<<<<

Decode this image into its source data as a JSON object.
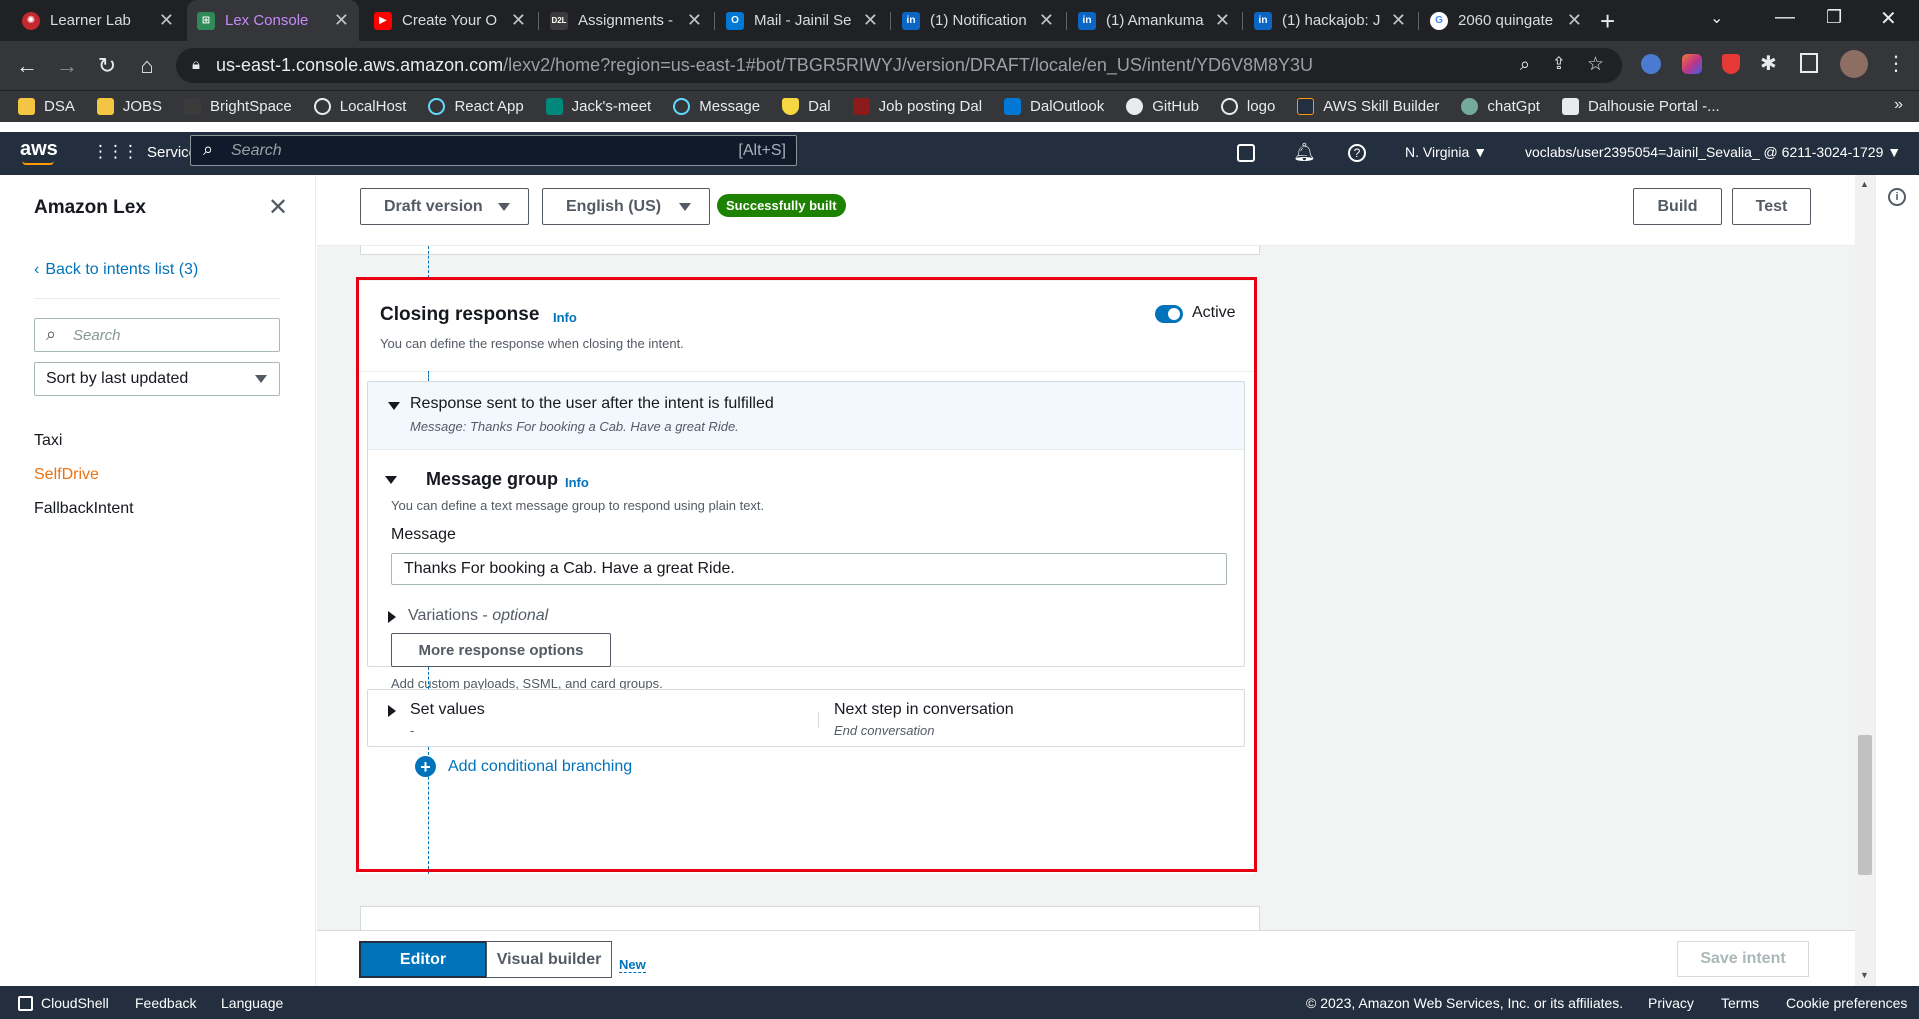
{
  "browser": {
    "tabs": [
      {
        "title": "Learner Lab",
        "icon": "learner-lab-icon",
        "color": "#c5282f"
      },
      {
        "title": "Lex Console",
        "icon": "lex-icon",
        "color": "#2e8b57"
      },
      {
        "title": "Create Your O",
        "icon": "youtube-icon",
        "color": "#ff0000"
      },
      {
        "title": "Assignments -",
        "icon": "d2l-icon",
        "color": "#3b3b3b"
      },
      {
        "title": "Mail - Jainil Se",
        "icon": "outlook-icon",
        "color": "#0078d4"
      },
      {
        "title": "(1) Notification",
        "icon": "linkedin-icon",
        "color": "#0a66c2"
      },
      {
        "title": "(1) Amankuma",
        "icon": "linkedin-icon",
        "color": "#0a66c2"
      },
      {
        "title": "(1) hackajob: J",
        "icon": "linkedin-icon",
        "color": "#0a66c2"
      },
      {
        "title": "2060 quingate",
        "icon": "google-icon",
        "color": "#ffffff"
      }
    ],
    "url_host": "us-east-1.console.aws.amazon.com",
    "url_path": "/lexv2/home?region=us-east-1#bot/TBGR5RIWYJ/version/DRAFT/locale/en_US/intent/YD6V8M8Y3U",
    "bookmarks": [
      "DSA",
      "JOBS",
      "BrightSpace",
      "LocalHost",
      "React App",
      "Jack's-meet",
      "Message",
      "Dal",
      "Job posting Dal",
      "DalOutlook",
      "GitHub",
      "logo",
      "AWS Skill Builder",
      "chatGpt",
      "Dalhousie Portal -..."
    ]
  },
  "aws": {
    "logo": "aws",
    "services": "Services",
    "search_placeholder": "Search",
    "search_shortcut": "[Alt+S]",
    "region": "N. Virginia ▼",
    "account": "voclabs/user2395054=Jainil_Sevalia_ @ 6211-3024-1729 ▼"
  },
  "sidebar": {
    "title": "Amazon Lex",
    "back_link": "Back to intents list (3)",
    "search_placeholder": "Search",
    "sort": "Sort by last updated",
    "intents": [
      "Taxi",
      "SelfDrive",
      "FallbackIntent"
    ]
  },
  "topbar": {
    "version": "Draft version",
    "language": "English (US)",
    "status": "Successfully built",
    "build": "Build",
    "test": "Test"
  },
  "closing": {
    "title": "Closing response",
    "info": "Info",
    "description": "You can define the response when closing the intent.",
    "active_label": "Active",
    "response_title": "Response sent to the user after the intent is fulfilled",
    "response_subtitle": "Message: Thanks For booking a Cab. Have a great Ride.",
    "message_group_title": "Message group",
    "message_group_info": "Info",
    "message_group_desc": "You can define a text message group to respond using plain text.",
    "message_label": "Message",
    "message_value": "Thanks For booking a Cab. Have a great Ride.",
    "variations_label": "Variations -",
    "variations_optional": "optional",
    "more_options": "More response options",
    "more_desc": "Add custom payloads, SSML, and card groups.",
    "set_values_label": "Set values",
    "set_values_value": "-",
    "next_step_label": "Next step in conversation",
    "next_step_value": "End conversation",
    "add_branching": "Add conditional branching"
  },
  "bottombar": {
    "editor": "Editor",
    "visual_builder": "Visual builder",
    "new_badge": "New",
    "save": "Save intent"
  },
  "footer": {
    "cloudshell": "CloudShell",
    "feedback": "Feedback",
    "language": "Language",
    "copyright": "© 2023, Amazon Web Services, Inc. or its affiliates.",
    "privacy": "Privacy",
    "terms": "Terms",
    "cookies": "Cookie preferences"
  },
  "colors": {
    "aws_nav": "#232f3e",
    "link": "#0073bb",
    "selected_intent": "#ec7211",
    "success": "#1d8102",
    "highlight_box": "#e60012"
  }
}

>>>>

Problem to solve. Set down the material above as is, without any pictures.

Output below.
Decode this image into its source data as a JSON object.
{
  "browser": {
    "tabs": [
      {
        "title": "Learner Lab",
        "icon": "learner-lab-icon",
        "color": "#c5282f"
      },
      {
        "title": "Lex Console",
        "icon": "lex-icon",
        "color": "#2e8b57"
      },
      {
        "title": "Create Your O",
        "icon": "youtube-icon",
        "color": "#ff0000"
      },
      {
        "title": "Assignments -",
        "icon": "d2l-icon",
        "color": "#3b3b3b"
      },
      {
        "title": "Mail - Jainil Se",
        "icon": "outlook-icon",
        "color": "#0078d4"
      },
      {
        "title": "(1) Notification",
        "icon": "linkedin-icon",
        "color": "#0a66c2"
      },
      {
        "title": "(1) Amankuma",
        "icon": "linkedin-icon",
        "color": "#0a66c2"
      },
      {
        "title": "(1) hackajob: J",
        "icon": "linkedin-icon",
        "color": "#0a66c2"
      },
      {
        "title": "2060 quingate",
        "icon": "google-icon",
        "color": "#ffffff"
      }
    ],
    "url_host": "us-east-1.console.aws.amazon.com",
    "url_path": "/lexv2/home?region=us-east-1#bot/TBGR5RIWYJ/version/DRAFT/locale/en_US/intent/YD6V8M8Y3U",
    "bookmarks": [
      "DSA",
      "JOBS",
      "BrightSpace",
      "LocalHost",
      "React App",
      "Jack's-meet",
      "Message",
      "Dal",
      "Job posting Dal",
      "DalOutlook",
      "GitHub",
      "logo",
      "AWS Skill Builder",
      "chatGpt",
      "Dalhousie Portal -..."
    ]
  },
  "aws": {
    "logo": "aws",
    "services": "Services",
    "search_placeholder": "Search",
    "search_shortcut": "[Alt+S]",
    "region": "N. Virginia ▼",
    "account": "voclabs/user2395054=Jainil_Sevalia_ @ 6211-3024-1729 ▼"
  },
  "sidebar": {
    "title": "Amazon Lex",
    "back_link": "Back to intents list (3)",
    "search_placeholder": "Search",
    "sort": "Sort by last updated",
    "intents": [
      "Taxi",
      "SelfDrive",
      "FallbackIntent"
    ]
  },
  "topbar": {
    "version": "Draft version",
    "language": "English (US)",
    "status": "Successfully built",
    "build": "Build",
    "test": "Test"
  },
  "closing": {
    "title": "Closing response",
    "info": "Info",
    "description": "You can define the response when closing the intent.",
    "active_label": "Active",
    "response_title": "Response sent to the user after the intent is fulfilled",
    "response_subtitle": "Message: Thanks For booking a Cab. Have a great Ride.",
    "message_group_title": "Message group",
    "message_group_info": "Info",
    "message_group_desc": "You can define a text message group to respond using plain text.",
    "message_label": "Message",
    "message_value": "Thanks For booking a Cab. Have a great Ride.",
    "variations_label": "Variations -",
    "variations_optional": "optional",
    "more_options": "More response options",
    "more_desc": "Add custom payloads, SSML, and card groups.",
    "set_values_label": "Set values",
    "set_values_value": "-",
    "next_step_label": "Next step in conversation",
    "next_step_value": "End conversation",
    "add_branching": "Add conditional branching"
  },
  "bottombar": {
    "editor": "Editor",
    "visual_builder": "Visual builder",
    "new_badge": "New",
    "save": "Save intent"
  },
  "footer": {
    "cloudshell": "CloudShell",
    "feedback": "Feedback",
    "language": "Language",
    "copyright": "© 2023, Amazon Web Services, Inc. or its affiliates.",
    "privacy": "Privacy",
    "terms": "Terms",
    "cookies": "Cookie preferences"
  },
  "colors": {
    "aws_nav": "#232f3e",
    "link": "#0073bb",
    "selected_intent": "#ec7211",
    "success": "#1d8102",
    "highlight_box": "#e60012"
  }
}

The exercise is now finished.